What is expected |
Scan the entries below. List each line with "Самуилов".

Record excerpts |
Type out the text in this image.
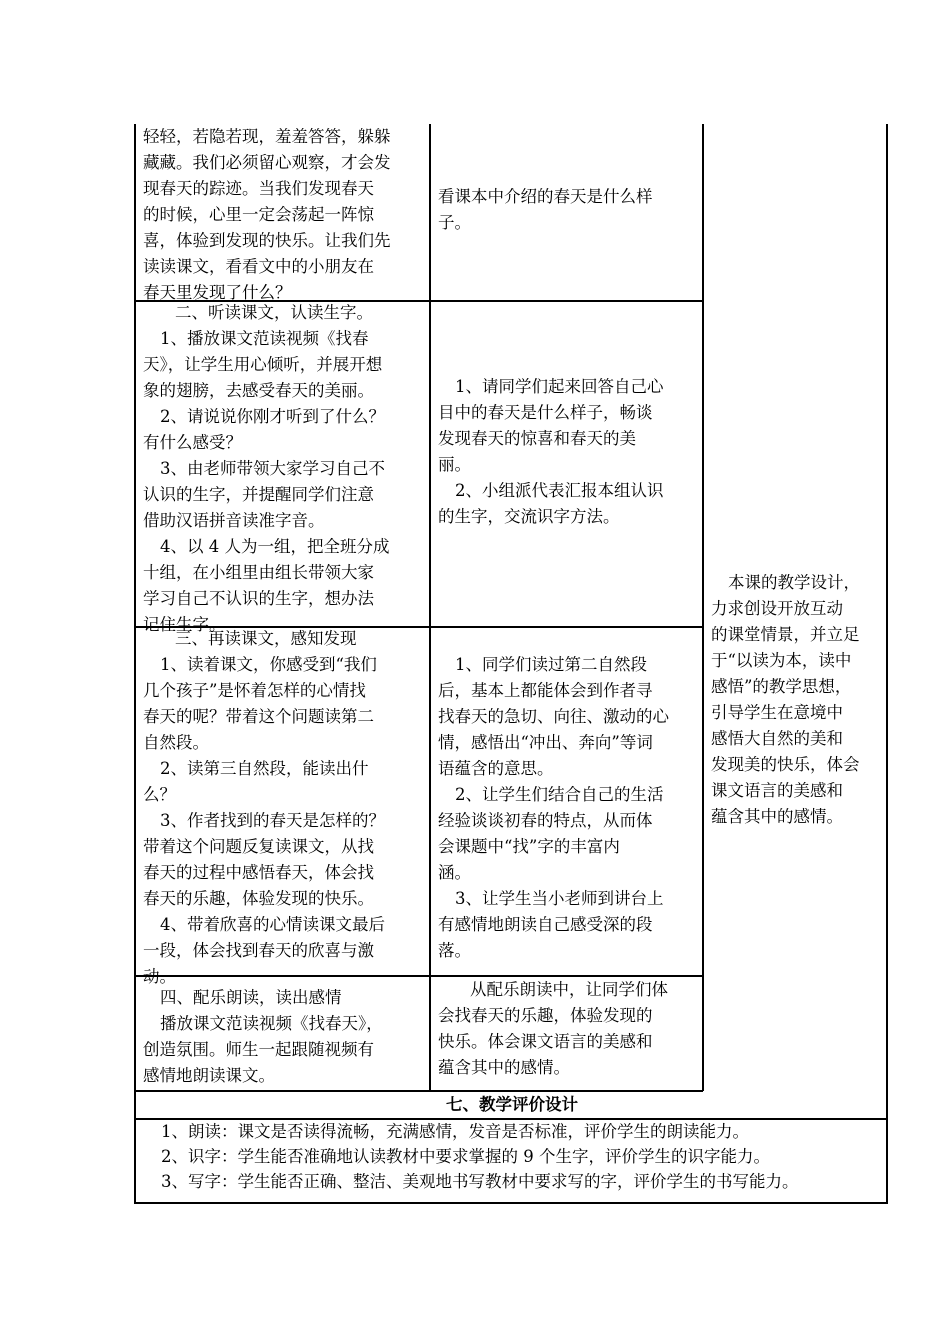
轻轻，若隐若现，羞羞答答，躲躲
藏藏。我们必须留心观察，才会发
现春天的踪迹。当我们发现春天
的时候，心里一定会荡起一阵惊
喜，体验到发现的快乐。让我们先
读读课文，看看文中的小朋友在
春天里发现了什么？
看课本中介绍的春天是什么样
子。
二、听读课文，认读生字。
1、播放课文范读视频《找春
天》，让学生用心倾听，并展开想
象的翅膀，去感受春天的美丽。
2、请说说你刚才听到了什么？
有什么感受？
3、由老师带领大家学习自己不
认识的生字，并提醒同学们注意
借助汉语拼音读准字音。
4、以 4 人为一组，把全班分成
十组，在小组里由组长带领大家
学习自己不认识的生字，想办法
记住生字。
1、请同学们起来回答自己心
目中的春天是什么样子，畅谈
发现春天的惊喜和春天的美
丽。
2、小组派代表汇报本组认识
的生字，交流识字方法。
三、再读课文，感知发现
1、读着课文，你感受到“我们
几个孩子”是怀着怎样的心情找
春天的呢？带着这个问题读第二
自然段。
2、读第三自然段，能读出什
么？
3、作者找到的春天是怎样的？
带着这个问题反复读课文，从找
春天的过程中感悟春天，体会找
春天的乐趣，体验发现的快乐。
4、带着欣喜的心情读课文最后
一段，体会找到春天的欣喜与激
动。
1、同学们读过第二自然段
后，基本上都能体会到作者寻
找春天的急切、向往、激动的心
情，感悟出“冲出、奔向”等词
语蕴含的意思。
2、让学生们结合自己的生活
经验谈谈初春的特点，从而体
会课题中“找”字的丰富内
涵。
3、让学生当小老师到讲台上
有感情地朗读自己感受深的段
落。
四、配乐朗读，读出感情
播放课文范读视频《找春天》，
创造氛围。师生一起跟随视频有
感情地朗读课文。
从配乐朗读中，让同学们体
会找春天的乐趣，体验发现的
快乐。体会课文语言的美感和
蕴含其中的感情。
本课的教学设计，
力求创设开放互动
的课堂情景，并立足
于“以读为本，读中
感悟”的教学思想，
引导学生在意境中
感悟大自然的美和
发现美的快乐，体会
课文语言的美感和
蕴含其中的感情。
七、教学评价设计
1、朗读：课文是否读得流畅，充满感情，发音是否标准，评价学生的朗读能力。
2、识字：学生能否准确地认读教材中要求掌握的 9 个生字，评价学生的识字能力。
3、写字：学生能否正确、整洁、美观地书写教材中要求写的字，评价学生的书写能力。
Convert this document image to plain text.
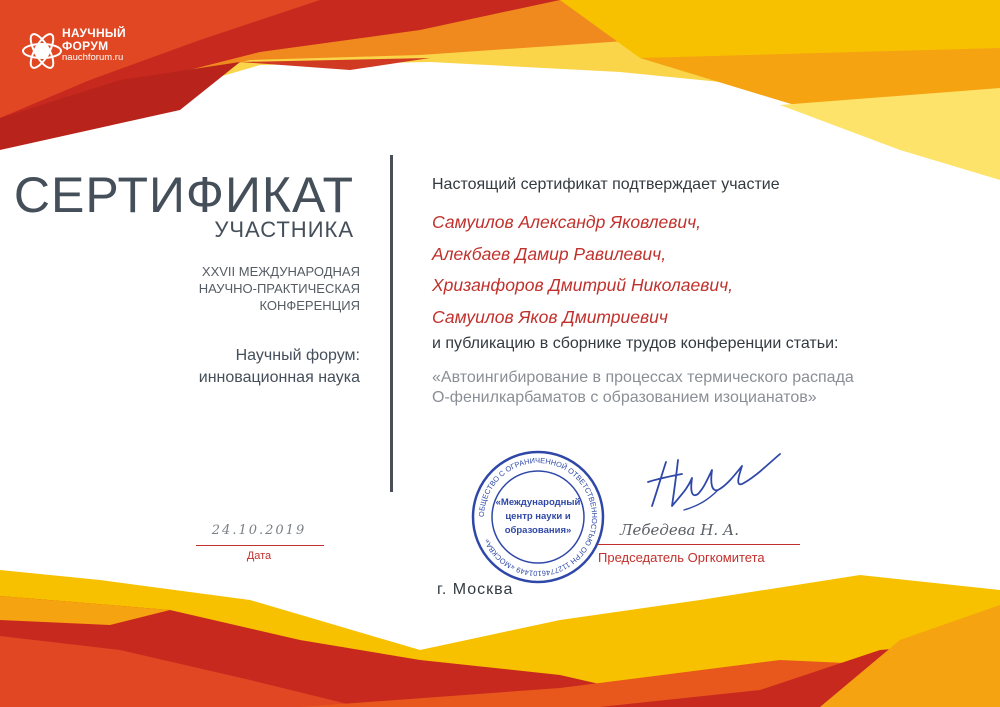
НАУЧНЫЙ
ФОРУМ
nauchforum.ru
СЕРТИФИКАТ
УЧАСТНИКА
XXVII МЕЖДУНАРОДНАЯ
НАУЧНО-ПРАКТИЧЕСКАЯ
КОНФЕРЕНЦИЯ
Научный форум:
инновационная наука
Настоящий сертификат подтверждает участие
Самуилов Александр Яковлевич,
Алекбаев Дамир Равилевич,
Хризанфоров Дмитрий Николаевич,
Самуилов Яков Дмитриевич
и публикацию в сборнике трудов конференции статьи:
«Автоингибирование в процессах термического распада
О-фенилкарбаматов с образованием изоцианатов»
24.10.2019
Дата
ОБЩЕСТВО С ОГРАНИЧЕННОЙ ОТВЕТСТВЕННОСТЬЮ ОГРН 1127746101449 «МОСКВА»
«Международный
центр науки и
образования»	Лебедева Н. А.
Председатель Оргкомитета
г. Москва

Solution for this exercise |
Самуилов Александр Яковлевич,
Самуилов Яков Дмитриевич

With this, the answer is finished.